__What you need to do__:
In the listing below, locate the lines that hold "OmniManip" and copy them.

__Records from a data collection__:

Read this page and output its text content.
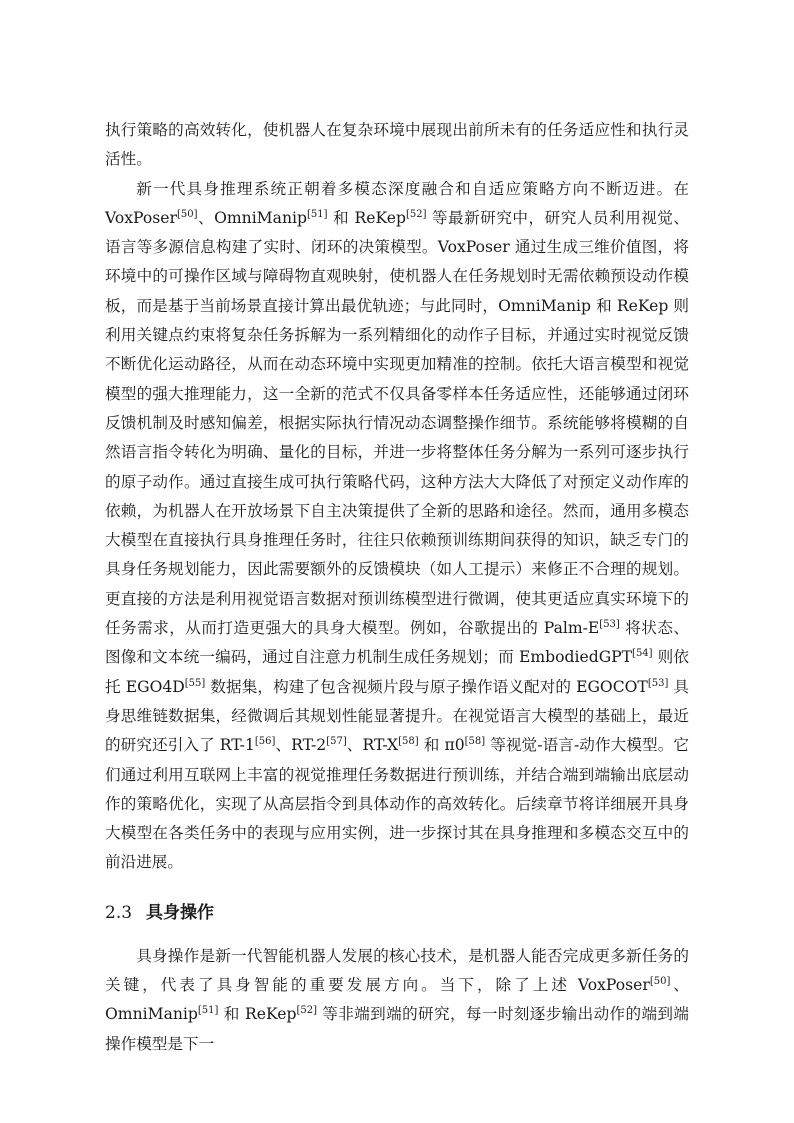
执行策略的高效转化，使机器人在复杂环境中展现出前所未有的任务适应性和执行灵活性。

新一代具身推理系统正朝着多模态深度融合和自适应策略方向不断迈进。在 VoxPoser[50]、OmniManip[51] 和 ReKep[52] 等最新研究中，研究人员利用视觉、语言等多源信息构建了实时、闭环的决策模型。VoxPoser 通过生成三维价值图，将环境中的可操作区域与障碍物直观映射，使机器人在任务规划时无需依赖预设动作模板，而是基于当前场景直接计算出最优轨迹；与此同时，OmniManip 和 ReKep 则利用关键点约束将复杂任务拆解为一系列精细化的动作子目标，并通过实时视觉反馈不断优化运动路径，从而在动态环境中实现更加精准的控制。依托大语言模型和视觉模型的强大推理能力，这一全新的范式不仅具备零样本任务适应性，还能够通过闭环反馈机制及时感知偏差，根据实际执行情况动态调整操作细节。系统能够将模糊的自然语言指令转化为明确、量化的目标，并进一步将整体任务分解为一系列可逐步执行的原子动作。通过直接生成可执行策略代码，这种方法大大降低了对预定义动作库的依赖，为机器人在开放场景下自主决策提供了全新的思路和途径。然而，通用多模态大模型在直接执行具身推理任务时，往往只依赖预训练期间获得的知识，缺乏专门的具身任务规划能力，因此需要额外的反馈模块（如人工提示）来修正不合理的规划。更直接的方法是利用视觉语言数据对预训练模型进行微调，使其更适应真实环境下的任务需求，从而打造更强大的具身大模型。例如，谷歌提出的 Palm-E[53] 将状态、图像和文本统一编码，通过自注意力机制生成任务规划；而 EmbodiedGPT[54] 则依托 EGO4D[55] 数据集，构建了包含视频片段与原子操作语义配对的 EGOCOT[53] 具身思维链数据集，经微调后其规划性能显著提升。在视觉语言大模型的基础上，最近的研究还引入了 RT-1[56]、RT-2[57]、RT-X[58] 和 π0[58] 等视觉-语言-动作大模型。它们通过利用互联网上丰富的视觉推理任务数据进行预训练，并结合端到端输出底层动作的策略优化，实现了从高层指令到具体动作的高效转化。后续章节将详细展开具身大模型在各类任务中的表现与应用实例，进一步探讨其在具身推理和多模态交互中的前沿进展。

2.3 具身操作

具身操作是新一代智能机器人发展的核心技术，是机器人能否完成更多新任务的关键，代表了具身智能的重要发展方向。当下，除了上述 VoxPoser[50]、OmniManip[51] 和 ReKep[52] 等非端到端的研究，每一时刻逐步输出动作的端到端操作模型是下一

__Final answer__:
新一代具身推理系统正朝着多模态深度融合和自适应策略方向不断迈进。在 VoxPoser[50]、OmniManip[51] 和 ReKep[52] 等最新研究中，研究人员利用视觉、语言等多源信息构建了实时、闭环的决策模型。VoxPoser 通过生成三维价值图，将环境中的可操作区域与障碍物直观映射，使机器人在任务规划时无需依赖预设动作模板，而是基于当前场景直接计算出最优轨迹；与此同时，OmniManip 和 ReKep 则利用关键点约束将复杂任务拆解为一系列精细化的动作子目标，并通过实时视觉反馈不断优化运动路径，从而在动态环境中实现更加精准的控制。依托大语言模型和视觉模型的强大推理能力，这一全新的范式不仅具备零样本任务适应性，还能够通过闭环反馈机制及时感知偏差，根据实际执行情况动态调整操作细节。系统能够将模糊的自然语言指令转化为明确、量化的目标，并进一步将整体任务分解为一系列可逐步执行的原子动作。通过直接生成可执行策略代码，这种方法大大降低了对预定义动作库的依赖，为机器人在开放场景下自主决策提供了全新的思路和途径。然而，通用多模态大模型在直接执行具身推理任务时，往往只依赖预训练期间获得的知识，缺乏专门的具身任务规划能力，因此需要额外的反馈模块（如人工提示）来修正不合理的规划。更直接的方法是利用视觉语言数据对预训练模型进行微调，使其更适应真实环境下的任务需求，从而打造更强大的具身大模型。例如，谷歌提出的 Palm-E[53] 将状态、图像和文本统一编码，通过自注意力机制生成任务规划；而 EmbodiedGPT[54] 则依托 EGO4D[55] 数据集，构建了包含视频片段与原子操作语义配对的 EGOCOT[53] 具身思维链数据集，经微调后其规划性能显著提升。在视觉语言大模型的基础上，最近的研究还引入了 RT-1[56]、RT-2[57]、RT-X[58] 和 π0[58] 等视觉-语言-动作大模型。它们通过利用互联网上丰富的视觉推理任务数据进行预训练，并结合端到端输出底层动作的策略优化，实现了从高层指令到具体动作的高效转化。后续章节将详细展开具身大模型在各类任务中的表现与应用实例，进一步探讨其在具身推理和多模态交互中的前沿进展。
具身操作是新一代智能机器人发展的核心技术，是机器人能否完成更多新任务的关键，代表了具身智能的重要发展方向。当下，除了上述 VoxPoser[50]、OmniManip[51] 和 ReKep[52] 等非端到端的研究，每一时刻逐步输出动作的端到端操作模型是下一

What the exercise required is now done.